Check every line below for the word "width" and copy each one that has it.

= = = =

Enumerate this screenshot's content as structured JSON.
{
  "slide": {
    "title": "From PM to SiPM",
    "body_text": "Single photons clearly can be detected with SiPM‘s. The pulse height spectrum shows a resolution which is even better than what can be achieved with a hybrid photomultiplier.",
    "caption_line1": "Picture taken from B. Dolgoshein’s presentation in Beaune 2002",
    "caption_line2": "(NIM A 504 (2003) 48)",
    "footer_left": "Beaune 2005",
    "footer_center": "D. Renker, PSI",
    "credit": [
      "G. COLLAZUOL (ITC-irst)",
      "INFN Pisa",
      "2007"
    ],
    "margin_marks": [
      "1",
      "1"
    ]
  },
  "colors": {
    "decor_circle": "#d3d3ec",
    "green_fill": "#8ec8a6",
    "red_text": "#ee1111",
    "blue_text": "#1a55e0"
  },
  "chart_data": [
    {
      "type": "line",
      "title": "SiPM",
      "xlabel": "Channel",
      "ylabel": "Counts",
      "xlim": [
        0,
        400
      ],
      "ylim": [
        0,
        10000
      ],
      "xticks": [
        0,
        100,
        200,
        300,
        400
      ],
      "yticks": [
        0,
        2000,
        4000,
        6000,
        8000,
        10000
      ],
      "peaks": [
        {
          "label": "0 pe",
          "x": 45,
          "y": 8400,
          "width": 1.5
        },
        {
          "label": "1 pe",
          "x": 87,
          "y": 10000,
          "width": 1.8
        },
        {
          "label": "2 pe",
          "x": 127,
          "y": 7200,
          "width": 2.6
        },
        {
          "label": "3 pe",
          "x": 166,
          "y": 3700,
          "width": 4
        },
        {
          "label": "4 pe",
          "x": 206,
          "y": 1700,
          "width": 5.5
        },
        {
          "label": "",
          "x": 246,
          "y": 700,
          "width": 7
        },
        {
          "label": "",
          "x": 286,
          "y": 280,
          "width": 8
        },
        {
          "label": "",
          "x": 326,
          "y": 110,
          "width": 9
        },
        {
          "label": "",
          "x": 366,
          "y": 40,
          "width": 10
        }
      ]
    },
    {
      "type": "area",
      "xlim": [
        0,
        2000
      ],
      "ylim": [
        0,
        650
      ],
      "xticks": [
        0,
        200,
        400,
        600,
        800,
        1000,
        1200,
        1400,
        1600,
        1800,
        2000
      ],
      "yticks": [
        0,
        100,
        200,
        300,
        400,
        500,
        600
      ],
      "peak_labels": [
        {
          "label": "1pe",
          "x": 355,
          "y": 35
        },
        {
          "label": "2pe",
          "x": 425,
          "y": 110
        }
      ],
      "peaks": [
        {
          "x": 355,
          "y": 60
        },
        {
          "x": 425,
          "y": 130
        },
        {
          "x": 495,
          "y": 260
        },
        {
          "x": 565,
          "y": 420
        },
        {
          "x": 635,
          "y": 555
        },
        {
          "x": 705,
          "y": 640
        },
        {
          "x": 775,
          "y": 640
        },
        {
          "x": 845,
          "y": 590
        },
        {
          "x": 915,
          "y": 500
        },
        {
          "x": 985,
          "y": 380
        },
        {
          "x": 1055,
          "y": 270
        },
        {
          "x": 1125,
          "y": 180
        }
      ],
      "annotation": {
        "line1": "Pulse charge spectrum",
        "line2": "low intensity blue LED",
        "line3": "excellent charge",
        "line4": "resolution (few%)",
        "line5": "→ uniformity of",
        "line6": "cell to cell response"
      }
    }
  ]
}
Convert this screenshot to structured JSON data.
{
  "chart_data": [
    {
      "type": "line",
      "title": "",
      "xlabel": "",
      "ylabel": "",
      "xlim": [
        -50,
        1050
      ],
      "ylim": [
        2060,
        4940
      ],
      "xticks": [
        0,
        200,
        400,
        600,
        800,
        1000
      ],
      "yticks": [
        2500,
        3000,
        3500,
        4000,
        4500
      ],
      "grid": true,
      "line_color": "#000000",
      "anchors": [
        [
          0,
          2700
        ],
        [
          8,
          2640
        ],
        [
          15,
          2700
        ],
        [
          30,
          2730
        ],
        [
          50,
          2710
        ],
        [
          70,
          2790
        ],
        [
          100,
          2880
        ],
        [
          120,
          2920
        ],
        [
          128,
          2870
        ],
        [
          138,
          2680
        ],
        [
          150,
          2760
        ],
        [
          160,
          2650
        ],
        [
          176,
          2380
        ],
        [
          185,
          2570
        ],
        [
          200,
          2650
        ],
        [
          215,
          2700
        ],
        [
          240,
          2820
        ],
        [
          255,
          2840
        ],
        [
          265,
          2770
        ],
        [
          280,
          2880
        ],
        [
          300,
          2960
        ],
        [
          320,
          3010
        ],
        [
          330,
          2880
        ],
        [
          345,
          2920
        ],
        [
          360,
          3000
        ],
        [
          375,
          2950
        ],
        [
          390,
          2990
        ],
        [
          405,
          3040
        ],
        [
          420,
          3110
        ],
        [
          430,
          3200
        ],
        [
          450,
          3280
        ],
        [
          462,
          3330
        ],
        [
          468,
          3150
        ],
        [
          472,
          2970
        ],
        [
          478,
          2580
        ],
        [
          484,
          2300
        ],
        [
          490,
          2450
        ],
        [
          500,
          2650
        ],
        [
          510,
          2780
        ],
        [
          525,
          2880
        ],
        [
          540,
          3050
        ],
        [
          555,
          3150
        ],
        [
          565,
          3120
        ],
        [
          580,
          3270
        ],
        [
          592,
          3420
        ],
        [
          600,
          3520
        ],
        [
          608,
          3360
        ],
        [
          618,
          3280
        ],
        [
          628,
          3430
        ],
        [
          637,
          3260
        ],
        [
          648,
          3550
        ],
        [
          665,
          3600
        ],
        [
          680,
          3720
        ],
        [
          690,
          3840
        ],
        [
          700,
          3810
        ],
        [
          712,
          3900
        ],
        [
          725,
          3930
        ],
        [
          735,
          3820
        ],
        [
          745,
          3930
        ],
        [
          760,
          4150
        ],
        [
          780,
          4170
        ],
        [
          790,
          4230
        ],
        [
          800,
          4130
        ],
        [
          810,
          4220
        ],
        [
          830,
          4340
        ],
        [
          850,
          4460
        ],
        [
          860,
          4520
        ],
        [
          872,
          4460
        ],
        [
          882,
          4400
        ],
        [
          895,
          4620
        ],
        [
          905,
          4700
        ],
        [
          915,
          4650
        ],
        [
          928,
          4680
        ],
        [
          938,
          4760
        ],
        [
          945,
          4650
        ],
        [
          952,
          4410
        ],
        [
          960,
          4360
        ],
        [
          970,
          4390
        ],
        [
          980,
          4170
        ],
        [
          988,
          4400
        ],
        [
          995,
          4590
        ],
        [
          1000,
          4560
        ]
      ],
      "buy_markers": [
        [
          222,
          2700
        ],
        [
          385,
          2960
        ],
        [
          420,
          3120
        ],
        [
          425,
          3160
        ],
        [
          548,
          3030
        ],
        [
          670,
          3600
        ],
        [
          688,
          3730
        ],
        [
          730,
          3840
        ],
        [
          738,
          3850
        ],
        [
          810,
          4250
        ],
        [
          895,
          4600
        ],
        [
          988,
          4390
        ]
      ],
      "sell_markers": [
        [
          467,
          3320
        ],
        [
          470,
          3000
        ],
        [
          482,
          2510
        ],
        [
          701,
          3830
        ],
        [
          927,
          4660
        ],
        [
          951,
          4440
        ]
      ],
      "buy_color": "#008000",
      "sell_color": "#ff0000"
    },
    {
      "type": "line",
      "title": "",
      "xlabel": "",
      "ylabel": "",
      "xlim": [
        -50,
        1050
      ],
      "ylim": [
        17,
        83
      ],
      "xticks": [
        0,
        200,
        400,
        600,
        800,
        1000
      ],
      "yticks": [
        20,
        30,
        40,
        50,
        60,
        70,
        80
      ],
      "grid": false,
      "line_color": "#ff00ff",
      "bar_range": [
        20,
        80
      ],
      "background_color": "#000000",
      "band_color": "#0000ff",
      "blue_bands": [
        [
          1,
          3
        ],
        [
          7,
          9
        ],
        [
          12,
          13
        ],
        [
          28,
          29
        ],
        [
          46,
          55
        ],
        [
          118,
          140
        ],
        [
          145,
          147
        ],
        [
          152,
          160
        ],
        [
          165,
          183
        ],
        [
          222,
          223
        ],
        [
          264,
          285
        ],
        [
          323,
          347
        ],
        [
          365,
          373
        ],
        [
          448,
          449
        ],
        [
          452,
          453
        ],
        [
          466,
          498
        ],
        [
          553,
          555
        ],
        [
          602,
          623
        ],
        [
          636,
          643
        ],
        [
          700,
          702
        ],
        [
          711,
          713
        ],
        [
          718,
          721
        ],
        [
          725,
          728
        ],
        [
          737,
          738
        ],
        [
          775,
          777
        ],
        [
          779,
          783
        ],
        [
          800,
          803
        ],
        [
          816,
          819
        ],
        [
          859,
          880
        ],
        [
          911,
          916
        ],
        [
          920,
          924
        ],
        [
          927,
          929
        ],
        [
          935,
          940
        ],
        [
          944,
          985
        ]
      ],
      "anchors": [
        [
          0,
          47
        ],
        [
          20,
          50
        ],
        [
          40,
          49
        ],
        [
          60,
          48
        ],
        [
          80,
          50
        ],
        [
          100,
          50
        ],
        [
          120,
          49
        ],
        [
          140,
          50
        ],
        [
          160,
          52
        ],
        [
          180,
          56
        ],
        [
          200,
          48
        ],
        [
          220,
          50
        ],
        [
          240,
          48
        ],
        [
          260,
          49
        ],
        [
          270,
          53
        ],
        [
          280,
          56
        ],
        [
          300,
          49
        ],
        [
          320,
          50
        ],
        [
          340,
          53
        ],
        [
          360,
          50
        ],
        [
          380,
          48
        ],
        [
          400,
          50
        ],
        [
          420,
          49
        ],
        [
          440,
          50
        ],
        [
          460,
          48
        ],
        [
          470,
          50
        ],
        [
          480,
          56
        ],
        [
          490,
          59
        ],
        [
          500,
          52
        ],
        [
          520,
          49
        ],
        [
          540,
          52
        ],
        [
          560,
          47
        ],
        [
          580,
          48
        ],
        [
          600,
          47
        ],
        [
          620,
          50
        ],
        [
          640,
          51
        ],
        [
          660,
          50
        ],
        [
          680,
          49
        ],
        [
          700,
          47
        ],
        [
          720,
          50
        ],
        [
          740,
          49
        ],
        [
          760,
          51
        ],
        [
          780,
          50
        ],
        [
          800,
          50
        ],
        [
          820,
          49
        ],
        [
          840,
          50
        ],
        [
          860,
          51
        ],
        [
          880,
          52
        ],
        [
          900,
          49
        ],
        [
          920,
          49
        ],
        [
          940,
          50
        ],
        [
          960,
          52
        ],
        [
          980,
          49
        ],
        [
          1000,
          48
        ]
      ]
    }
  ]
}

= = = =

Task response:
          "width": 1.5
          "width": 1.8
          "width": 2.6
          "width": 4
          "width": 5.5
          "width": 7
          "width": 8
          "width": 9
          "width": 10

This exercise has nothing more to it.